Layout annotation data
- - -

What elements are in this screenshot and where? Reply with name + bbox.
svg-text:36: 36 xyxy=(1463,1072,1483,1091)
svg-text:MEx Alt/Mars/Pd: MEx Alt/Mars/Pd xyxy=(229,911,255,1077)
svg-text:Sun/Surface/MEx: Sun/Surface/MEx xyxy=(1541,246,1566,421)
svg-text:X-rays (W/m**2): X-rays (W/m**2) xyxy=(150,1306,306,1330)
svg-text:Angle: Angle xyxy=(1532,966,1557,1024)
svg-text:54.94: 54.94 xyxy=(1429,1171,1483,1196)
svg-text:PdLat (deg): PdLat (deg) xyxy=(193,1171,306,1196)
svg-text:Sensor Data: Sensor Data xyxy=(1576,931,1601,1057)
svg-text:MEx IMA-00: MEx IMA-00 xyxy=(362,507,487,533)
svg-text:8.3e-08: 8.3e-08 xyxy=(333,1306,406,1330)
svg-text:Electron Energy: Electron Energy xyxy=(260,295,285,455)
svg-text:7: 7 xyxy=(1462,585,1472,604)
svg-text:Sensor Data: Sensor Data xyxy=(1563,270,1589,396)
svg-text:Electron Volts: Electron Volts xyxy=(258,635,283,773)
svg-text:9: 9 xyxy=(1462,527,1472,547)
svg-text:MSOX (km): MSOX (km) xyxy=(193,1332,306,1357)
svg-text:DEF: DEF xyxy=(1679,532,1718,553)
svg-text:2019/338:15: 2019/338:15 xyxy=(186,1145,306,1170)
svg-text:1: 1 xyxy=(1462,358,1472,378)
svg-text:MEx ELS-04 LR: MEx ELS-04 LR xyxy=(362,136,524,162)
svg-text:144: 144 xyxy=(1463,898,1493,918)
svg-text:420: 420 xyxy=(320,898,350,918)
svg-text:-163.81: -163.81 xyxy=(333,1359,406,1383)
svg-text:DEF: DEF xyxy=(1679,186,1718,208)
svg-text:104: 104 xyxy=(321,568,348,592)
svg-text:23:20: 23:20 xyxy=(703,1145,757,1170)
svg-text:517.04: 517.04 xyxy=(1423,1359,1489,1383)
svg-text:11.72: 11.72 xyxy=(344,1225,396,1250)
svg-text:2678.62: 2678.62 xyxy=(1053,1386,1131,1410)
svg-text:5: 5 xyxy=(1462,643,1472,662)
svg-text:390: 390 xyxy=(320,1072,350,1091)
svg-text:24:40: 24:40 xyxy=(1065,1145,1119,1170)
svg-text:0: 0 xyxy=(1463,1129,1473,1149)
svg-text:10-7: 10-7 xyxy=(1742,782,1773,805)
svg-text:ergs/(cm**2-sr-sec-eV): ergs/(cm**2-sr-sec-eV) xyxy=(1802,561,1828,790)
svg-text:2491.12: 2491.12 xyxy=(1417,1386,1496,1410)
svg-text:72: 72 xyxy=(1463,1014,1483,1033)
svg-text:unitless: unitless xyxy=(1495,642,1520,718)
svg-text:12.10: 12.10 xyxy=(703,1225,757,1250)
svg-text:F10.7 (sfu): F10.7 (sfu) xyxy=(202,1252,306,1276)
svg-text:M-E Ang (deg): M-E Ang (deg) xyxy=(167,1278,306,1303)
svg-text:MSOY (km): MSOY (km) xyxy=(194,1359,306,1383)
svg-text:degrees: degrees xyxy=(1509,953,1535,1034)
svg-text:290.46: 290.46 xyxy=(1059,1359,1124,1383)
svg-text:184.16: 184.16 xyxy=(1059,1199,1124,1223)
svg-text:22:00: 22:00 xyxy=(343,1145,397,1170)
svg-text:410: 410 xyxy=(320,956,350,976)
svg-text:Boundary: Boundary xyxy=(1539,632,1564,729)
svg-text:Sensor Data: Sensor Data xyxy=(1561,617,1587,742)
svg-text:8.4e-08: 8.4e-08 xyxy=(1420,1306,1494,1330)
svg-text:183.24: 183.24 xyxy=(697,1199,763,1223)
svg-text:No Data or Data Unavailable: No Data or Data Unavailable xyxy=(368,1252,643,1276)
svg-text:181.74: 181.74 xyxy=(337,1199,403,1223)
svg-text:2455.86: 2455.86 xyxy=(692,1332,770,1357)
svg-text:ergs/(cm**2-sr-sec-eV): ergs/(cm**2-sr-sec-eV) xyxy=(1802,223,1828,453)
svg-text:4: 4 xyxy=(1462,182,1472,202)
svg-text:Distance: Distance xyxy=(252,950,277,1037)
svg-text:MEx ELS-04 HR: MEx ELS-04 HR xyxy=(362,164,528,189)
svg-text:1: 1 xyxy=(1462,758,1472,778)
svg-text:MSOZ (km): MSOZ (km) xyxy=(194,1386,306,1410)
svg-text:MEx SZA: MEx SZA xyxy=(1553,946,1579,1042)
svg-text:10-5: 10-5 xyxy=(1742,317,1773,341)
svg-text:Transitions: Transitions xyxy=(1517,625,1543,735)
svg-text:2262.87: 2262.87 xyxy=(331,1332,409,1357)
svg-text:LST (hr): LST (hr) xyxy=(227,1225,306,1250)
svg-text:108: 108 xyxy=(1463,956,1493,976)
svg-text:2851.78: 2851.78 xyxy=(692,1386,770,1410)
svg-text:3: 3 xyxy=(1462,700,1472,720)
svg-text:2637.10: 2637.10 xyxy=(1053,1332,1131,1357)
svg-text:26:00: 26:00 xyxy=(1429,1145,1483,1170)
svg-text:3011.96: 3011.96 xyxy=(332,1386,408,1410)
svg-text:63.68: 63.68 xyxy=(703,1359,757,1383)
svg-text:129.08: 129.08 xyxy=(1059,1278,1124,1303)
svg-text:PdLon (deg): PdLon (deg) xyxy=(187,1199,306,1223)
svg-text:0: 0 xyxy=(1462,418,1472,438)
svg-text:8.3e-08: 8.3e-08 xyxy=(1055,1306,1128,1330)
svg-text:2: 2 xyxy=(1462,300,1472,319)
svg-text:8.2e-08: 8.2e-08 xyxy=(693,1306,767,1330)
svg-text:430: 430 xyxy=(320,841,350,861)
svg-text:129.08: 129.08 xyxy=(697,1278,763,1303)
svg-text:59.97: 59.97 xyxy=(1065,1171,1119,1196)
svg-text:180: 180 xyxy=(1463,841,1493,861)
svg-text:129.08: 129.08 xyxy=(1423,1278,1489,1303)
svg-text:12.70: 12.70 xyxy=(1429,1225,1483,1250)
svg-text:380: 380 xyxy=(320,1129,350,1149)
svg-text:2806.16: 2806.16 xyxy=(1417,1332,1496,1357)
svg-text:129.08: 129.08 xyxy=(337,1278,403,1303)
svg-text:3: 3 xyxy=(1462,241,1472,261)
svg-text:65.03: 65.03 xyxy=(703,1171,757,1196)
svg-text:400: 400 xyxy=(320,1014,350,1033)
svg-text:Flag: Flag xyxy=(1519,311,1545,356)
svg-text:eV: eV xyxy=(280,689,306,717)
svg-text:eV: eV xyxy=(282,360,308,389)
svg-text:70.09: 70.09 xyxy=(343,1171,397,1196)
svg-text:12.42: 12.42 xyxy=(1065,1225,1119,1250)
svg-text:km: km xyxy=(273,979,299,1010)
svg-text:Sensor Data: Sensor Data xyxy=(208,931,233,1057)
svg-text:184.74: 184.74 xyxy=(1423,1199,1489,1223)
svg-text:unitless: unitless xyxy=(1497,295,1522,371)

- - -

Reproduce the rows from the first one up to and including the line that contains "svg-text:X-rays (W/m**2): X-rays", without any changes.

Full output —
What elements are in this screenshot and where? Reply with name + bbox.
svg-text:36: 36 xyxy=(1463,1072,1483,1091)
svg-text:MEx Alt/Mars/Pd: MEx Alt/Mars/Pd xyxy=(229,911,255,1077)
svg-text:Sun/Surface/MEx: Sun/Surface/MEx xyxy=(1541,246,1566,421)
svg-text:X-rays (W/m**2): X-rays (W/m**2) xyxy=(150,1306,306,1330)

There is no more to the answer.